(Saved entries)

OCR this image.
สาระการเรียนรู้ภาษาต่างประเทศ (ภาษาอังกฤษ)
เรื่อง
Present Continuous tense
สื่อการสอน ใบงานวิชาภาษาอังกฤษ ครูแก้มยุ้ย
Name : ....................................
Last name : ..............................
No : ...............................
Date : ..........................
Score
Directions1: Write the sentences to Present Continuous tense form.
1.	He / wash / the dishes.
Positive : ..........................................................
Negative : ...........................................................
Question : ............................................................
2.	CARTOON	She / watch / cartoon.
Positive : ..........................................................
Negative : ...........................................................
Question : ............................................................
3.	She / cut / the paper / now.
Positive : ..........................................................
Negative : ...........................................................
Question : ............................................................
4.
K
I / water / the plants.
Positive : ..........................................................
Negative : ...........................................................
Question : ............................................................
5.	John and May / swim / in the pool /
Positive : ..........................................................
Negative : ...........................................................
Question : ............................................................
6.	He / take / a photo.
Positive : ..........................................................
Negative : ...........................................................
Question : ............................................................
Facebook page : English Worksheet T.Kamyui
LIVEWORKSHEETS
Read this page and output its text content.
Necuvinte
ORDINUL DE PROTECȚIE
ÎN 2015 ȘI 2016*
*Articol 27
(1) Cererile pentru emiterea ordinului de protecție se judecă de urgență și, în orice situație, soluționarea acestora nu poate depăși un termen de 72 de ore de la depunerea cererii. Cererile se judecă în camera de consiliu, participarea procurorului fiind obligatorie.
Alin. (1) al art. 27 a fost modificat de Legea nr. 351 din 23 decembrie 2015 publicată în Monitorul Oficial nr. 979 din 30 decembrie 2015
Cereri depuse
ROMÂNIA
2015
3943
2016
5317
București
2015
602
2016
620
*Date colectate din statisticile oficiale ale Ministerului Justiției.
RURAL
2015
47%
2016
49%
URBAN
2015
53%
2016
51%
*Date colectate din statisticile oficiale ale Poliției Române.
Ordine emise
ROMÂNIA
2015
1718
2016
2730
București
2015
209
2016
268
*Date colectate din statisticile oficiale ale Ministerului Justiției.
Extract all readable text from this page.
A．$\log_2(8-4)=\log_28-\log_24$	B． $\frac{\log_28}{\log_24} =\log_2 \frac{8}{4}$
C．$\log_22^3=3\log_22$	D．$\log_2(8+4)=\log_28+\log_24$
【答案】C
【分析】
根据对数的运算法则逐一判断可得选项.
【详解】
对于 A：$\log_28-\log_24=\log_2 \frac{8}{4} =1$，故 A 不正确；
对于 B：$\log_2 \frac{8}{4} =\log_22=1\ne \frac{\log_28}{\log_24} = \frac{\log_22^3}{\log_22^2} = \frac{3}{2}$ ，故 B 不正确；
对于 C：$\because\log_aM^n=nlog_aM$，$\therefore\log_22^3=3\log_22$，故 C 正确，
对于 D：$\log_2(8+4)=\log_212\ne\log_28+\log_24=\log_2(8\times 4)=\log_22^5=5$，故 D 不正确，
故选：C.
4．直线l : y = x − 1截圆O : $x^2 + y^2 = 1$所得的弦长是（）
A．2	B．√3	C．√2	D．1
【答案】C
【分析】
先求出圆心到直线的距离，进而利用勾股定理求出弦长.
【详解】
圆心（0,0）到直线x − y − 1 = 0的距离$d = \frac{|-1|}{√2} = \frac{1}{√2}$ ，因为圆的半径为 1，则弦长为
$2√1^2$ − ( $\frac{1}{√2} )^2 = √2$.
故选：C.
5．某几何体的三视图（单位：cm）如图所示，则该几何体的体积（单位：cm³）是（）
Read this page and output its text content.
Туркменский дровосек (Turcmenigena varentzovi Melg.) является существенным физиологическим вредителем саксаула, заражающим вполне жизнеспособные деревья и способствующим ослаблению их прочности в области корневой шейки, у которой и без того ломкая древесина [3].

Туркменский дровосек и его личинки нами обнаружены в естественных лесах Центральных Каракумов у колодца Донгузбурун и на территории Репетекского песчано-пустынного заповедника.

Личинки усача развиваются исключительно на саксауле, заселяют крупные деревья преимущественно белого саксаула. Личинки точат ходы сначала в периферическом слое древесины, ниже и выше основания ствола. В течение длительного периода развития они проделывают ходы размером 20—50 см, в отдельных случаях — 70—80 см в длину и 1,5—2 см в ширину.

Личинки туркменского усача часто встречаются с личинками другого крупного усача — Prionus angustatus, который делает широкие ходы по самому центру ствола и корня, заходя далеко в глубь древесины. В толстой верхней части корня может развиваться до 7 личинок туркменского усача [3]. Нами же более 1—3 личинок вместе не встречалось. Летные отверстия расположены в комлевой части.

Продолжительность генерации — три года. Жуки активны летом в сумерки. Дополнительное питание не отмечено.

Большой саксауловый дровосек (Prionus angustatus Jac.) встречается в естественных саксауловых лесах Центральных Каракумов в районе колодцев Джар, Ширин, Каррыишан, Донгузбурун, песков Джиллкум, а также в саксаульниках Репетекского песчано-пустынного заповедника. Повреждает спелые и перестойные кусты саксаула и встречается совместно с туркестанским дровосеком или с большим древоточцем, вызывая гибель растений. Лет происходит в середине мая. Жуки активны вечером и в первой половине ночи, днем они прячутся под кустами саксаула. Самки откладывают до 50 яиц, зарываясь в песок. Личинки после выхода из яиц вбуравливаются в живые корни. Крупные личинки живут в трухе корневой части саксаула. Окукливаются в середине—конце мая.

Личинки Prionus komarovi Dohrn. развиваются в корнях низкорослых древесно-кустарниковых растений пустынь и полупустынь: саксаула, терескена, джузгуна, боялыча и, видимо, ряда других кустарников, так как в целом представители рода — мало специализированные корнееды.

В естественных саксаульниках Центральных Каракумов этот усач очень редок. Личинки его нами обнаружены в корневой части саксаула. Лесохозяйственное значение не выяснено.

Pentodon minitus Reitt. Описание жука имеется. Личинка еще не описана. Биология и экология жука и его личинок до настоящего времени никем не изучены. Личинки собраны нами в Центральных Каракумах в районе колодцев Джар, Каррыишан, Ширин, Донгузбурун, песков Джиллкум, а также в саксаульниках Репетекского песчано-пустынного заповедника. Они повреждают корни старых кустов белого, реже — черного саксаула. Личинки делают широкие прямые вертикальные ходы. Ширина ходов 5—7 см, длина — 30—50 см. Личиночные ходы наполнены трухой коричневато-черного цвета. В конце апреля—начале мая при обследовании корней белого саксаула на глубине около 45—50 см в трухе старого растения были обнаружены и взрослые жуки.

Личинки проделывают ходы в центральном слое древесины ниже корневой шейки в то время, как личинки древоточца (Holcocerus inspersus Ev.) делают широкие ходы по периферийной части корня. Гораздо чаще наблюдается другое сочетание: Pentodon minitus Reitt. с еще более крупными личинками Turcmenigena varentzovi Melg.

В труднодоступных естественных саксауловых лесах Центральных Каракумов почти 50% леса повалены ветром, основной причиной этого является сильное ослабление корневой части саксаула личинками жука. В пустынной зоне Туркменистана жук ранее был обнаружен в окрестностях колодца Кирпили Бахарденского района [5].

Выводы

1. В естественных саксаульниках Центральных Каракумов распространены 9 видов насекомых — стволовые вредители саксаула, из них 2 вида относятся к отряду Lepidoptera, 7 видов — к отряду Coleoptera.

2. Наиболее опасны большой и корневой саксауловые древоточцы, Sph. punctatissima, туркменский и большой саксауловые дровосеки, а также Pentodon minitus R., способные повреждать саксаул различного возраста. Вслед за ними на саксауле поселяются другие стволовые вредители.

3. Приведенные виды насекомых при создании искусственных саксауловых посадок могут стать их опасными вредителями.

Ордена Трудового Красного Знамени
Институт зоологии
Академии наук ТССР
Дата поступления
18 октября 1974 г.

**Aim of the exercise**
Reply with nothing except the number of lines in the listing above that include the string "колодца".

**Result for this task**
2